■ SET EXERCISE ■
Please rewrite the records below, changing every "Point" to "Dot" and leaving everything else as it is.

+++ DATA IN THIS EXERCISE

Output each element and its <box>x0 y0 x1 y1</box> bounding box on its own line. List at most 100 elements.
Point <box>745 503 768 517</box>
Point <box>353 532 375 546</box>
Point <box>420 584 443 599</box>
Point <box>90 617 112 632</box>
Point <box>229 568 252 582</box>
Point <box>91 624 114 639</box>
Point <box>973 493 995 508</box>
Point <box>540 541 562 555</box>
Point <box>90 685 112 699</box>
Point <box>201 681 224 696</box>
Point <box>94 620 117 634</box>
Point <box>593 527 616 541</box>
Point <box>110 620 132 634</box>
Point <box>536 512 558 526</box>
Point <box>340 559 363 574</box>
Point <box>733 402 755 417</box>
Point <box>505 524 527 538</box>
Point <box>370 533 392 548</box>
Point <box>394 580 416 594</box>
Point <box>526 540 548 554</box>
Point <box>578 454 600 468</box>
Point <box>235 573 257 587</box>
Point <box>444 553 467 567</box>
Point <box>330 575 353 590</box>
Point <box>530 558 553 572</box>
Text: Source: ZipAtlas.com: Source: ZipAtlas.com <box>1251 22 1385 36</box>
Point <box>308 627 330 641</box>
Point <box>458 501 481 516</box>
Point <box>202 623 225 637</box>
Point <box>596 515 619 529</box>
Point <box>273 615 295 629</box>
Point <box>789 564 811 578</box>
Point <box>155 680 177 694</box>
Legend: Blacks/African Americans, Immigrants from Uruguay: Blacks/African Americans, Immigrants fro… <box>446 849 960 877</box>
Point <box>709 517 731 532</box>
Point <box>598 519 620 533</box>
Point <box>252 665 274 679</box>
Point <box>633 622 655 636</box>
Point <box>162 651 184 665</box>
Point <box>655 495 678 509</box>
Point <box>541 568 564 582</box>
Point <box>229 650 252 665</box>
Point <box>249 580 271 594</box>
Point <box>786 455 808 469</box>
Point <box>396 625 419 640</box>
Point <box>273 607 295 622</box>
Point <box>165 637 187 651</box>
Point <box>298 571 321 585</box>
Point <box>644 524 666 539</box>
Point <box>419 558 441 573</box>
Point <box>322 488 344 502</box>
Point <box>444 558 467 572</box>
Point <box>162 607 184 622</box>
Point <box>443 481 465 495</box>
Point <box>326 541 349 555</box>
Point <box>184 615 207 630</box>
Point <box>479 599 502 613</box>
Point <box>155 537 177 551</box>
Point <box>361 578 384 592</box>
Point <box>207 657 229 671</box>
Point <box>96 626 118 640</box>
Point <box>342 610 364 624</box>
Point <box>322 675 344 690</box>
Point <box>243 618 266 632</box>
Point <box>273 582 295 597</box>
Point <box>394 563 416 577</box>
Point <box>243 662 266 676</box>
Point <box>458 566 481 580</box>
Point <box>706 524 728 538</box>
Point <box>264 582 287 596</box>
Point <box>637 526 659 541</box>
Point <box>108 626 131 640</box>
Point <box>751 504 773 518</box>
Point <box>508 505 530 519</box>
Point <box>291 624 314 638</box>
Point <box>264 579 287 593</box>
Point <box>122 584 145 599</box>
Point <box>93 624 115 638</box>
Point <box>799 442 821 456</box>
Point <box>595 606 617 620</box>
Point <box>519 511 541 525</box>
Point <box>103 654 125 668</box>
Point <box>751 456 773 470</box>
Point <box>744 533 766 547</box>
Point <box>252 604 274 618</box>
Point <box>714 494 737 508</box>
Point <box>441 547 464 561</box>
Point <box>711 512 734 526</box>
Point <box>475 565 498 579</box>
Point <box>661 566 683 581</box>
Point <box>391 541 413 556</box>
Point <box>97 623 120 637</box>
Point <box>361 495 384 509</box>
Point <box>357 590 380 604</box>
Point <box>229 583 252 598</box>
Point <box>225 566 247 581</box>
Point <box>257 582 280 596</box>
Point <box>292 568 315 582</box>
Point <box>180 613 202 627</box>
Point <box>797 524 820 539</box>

++++++

■ OUTPUT FOR THIS TASK ■
Output each element and its <box>x0 y0 x1 y1</box> bounding box on its own line. List at most 100 elements.
Dot <box>745 503 768 517</box>
Dot <box>353 532 375 546</box>
Dot <box>420 584 443 599</box>
Dot <box>90 617 112 632</box>
Dot <box>229 568 252 582</box>
Dot <box>91 624 114 639</box>
Dot <box>973 493 995 508</box>
Dot <box>540 541 562 555</box>
Dot <box>90 685 112 699</box>
Dot <box>201 681 224 696</box>
Dot <box>94 620 117 634</box>
Dot <box>593 527 616 541</box>
Dot <box>110 620 132 634</box>
Dot <box>536 512 558 526</box>
Dot <box>340 559 363 574</box>
Dot <box>733 402 755 417</box>
Dot <box>505 524 527 538</box>
Dot <box>370 533 392 548</box>
Dot <box>394 580 416 594</box>
Dot <box>526 540 548 554</box>
Dot <box>578 454 600 468</box>
Dot <box>235 573 257 587</box>
Dot <box>444 553 467 567</box>
Dot <box>330 575 353 590</box>
Dot <box>530 558 553 572</box>
Text: Source: ZipAtlas.com: Source: ZipAtlas.com <box>1251 22 1385 36</box>
Dot <box>308 627 330 641</box>
Dot <box>458 501 481 516</box>
Dot <box>202 623 225 637</box>
Dot <box>596 515 619 529</box>
Dot <box>273 615 295 629</box>
Dot <box>789 564 811 578</box>
Dot <box>155 680 177 694</box>
Legend: Blacks/African Americans, Immigrants from Uruguay: Blacks/African Americans, Immigrants fro… <box>446 849 960 877</box>
Dot <box>709 517 731 532</box>
Dot <box>598 519 620 533</box>
Dot <box>252 665 274 679</box>
Dot <box>633 622 655 636</box>
Dot <box>162 651 184 665</box>
Dot <box>655 495 678 509</box>
Dot <box>541 568 564 582</box>
Dot <box>229 650 252 665</box>
Dot <box>249 580 271 594</box>
Dot <box>786 455 808 469</box>
Dot <box>396 625 419 640</box>
Dot <box>273 607 295 622</box>
Dot <box>165 637 187 651</box>
Dot <box>298 571 321 585</box>
Dot <box>644 524 666 539</box>
Dot <box>419 558 441 573</box>
Dot <box>322 488 344 502</box>
Dot <box>444 558 467 572</box>
Dot <box>162 607 184 622</box>
Dot <box>443 481 465 495</box>
Dot <box>326 541 349 555</box>
Dot <box>184 615 207 630</box>
Dot <box>479 599 502 613</box>
Dot <box>155 537 177 551</box>
Dot <box>361 578 384 592</box>
Dot <box>207 657 229 671</box>
Dot <box>96 626 118 640</box>
Dot <box>342 610 364 624</box>
Dot <box>322 675 344 690</box>
Dot <box>243 618 266 632</box>
Dot <box>273 582 295 597</box>
Dot <box>394 563 416 577</box>
Dot <box>243 662 266 676</box>
Dot <box>458 566 481 580</box>
Dot <box>706 524 728 538</box>
Dot <box>264 582 287 596</box>
Dot <box>637 526 659 541</box>
Dot <box>108 626 131 640</box>
Dot <box>751 504 773 518</box>
Dot <box>508 505 530 519</box>
Dot <box>291 624 314 638</box>
Dot <box>264 579 287 593</box>
Dot <box>122 584 145 599</box>
Dot <box>93 624 115 638</box>
Dot <box>799 442 821 456</box>
Dot <box>595 606 617 620</box>
Dot <box>519 511 541 525</box>
Dot <box>103 654 125 668</box>
Dot <box>751 456 773 470</box>
Dot <box>744 533 766 547</box>
Dot <box>252 604 274 618</box>
Dot <box>714 494 737 508</box>
Dot <box>441 547 464 561</box>
Dot <box>711 512 734 526</box>
Dot <box>475 565 498 579</box>
Dot <box>661 566 683 581</box>
Dot <box>391 541 413 556</box>
Dot <box>97 623 120 637</box>
Dot <box>361 495 384 509</box>
Dot <box>357 590 380 604</box>
Dot <box>229 583 252 598</box>
Dot <box>225 566 247 581</box>
Dot <box>257 582 280 596</box>
Dot <box>292 568 315 582</box>
Dot <box>180 613 202 627</box>
Dot <box>797 524 820 539</box>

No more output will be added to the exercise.